(Dataset listings of figures)
Segment Open
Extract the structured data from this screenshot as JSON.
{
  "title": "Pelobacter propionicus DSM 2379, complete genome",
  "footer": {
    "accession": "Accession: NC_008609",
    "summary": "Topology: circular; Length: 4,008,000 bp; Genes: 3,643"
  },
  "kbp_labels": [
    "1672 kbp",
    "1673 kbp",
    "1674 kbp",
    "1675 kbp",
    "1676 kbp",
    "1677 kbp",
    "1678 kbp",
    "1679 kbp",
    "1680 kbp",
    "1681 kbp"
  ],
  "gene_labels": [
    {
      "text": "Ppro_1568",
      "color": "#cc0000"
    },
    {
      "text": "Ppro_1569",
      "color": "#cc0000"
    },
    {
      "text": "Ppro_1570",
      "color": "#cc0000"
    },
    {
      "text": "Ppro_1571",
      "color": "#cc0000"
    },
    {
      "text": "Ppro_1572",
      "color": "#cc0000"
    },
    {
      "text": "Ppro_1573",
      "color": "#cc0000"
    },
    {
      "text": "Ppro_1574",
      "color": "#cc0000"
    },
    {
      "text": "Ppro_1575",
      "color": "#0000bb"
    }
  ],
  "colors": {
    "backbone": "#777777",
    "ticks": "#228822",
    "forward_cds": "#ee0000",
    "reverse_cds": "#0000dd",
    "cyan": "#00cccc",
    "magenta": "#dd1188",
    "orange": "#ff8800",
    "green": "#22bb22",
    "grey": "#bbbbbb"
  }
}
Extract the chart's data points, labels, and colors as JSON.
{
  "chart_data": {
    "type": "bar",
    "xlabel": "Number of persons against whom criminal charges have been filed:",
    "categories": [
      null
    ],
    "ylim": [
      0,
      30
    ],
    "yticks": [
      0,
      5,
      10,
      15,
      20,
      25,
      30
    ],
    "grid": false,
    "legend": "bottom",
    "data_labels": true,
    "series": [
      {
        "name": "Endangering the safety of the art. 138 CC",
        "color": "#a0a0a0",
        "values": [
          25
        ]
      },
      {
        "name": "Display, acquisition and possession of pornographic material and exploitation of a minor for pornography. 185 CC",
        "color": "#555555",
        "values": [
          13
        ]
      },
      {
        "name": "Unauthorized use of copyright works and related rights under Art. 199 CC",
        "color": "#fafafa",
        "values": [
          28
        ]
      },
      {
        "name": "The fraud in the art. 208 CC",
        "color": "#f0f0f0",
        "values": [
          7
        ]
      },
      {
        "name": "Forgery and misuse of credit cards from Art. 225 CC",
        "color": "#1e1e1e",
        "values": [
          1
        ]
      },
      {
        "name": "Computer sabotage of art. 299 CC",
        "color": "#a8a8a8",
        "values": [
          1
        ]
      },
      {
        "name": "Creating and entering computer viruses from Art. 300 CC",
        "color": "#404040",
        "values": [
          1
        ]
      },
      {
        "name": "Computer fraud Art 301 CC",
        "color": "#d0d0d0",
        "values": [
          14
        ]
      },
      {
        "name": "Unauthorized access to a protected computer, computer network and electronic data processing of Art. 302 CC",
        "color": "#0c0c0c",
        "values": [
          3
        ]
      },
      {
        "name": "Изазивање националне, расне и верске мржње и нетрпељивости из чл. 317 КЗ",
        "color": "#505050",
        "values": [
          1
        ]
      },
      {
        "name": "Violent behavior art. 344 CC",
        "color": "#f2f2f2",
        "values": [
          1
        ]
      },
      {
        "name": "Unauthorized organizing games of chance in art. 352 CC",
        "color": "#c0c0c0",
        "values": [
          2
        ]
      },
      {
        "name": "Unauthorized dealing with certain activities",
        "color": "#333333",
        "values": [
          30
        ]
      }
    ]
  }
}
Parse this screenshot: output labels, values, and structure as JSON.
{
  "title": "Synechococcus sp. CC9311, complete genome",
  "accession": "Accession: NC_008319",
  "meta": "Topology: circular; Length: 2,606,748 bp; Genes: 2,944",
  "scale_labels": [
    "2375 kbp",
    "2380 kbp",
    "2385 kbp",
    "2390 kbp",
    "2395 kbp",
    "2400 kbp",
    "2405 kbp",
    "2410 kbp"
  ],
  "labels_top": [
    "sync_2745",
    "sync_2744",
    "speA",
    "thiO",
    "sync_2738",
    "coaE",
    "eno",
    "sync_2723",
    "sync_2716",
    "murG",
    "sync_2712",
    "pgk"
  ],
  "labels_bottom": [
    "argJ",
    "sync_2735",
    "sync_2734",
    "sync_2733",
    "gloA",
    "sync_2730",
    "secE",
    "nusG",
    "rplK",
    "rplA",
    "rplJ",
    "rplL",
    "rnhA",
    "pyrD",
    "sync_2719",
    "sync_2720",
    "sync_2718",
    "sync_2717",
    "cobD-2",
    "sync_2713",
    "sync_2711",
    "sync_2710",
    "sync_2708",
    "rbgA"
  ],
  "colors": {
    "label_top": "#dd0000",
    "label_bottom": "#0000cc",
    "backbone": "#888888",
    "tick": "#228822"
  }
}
Segment Closed
Find the word "Extract" in the entries. Copy each line that holds it.

WORKED SOLUTION -
Extract the structured data from this screenshot as JSON.
Extract the chart's data points, labels, and colors as JSON.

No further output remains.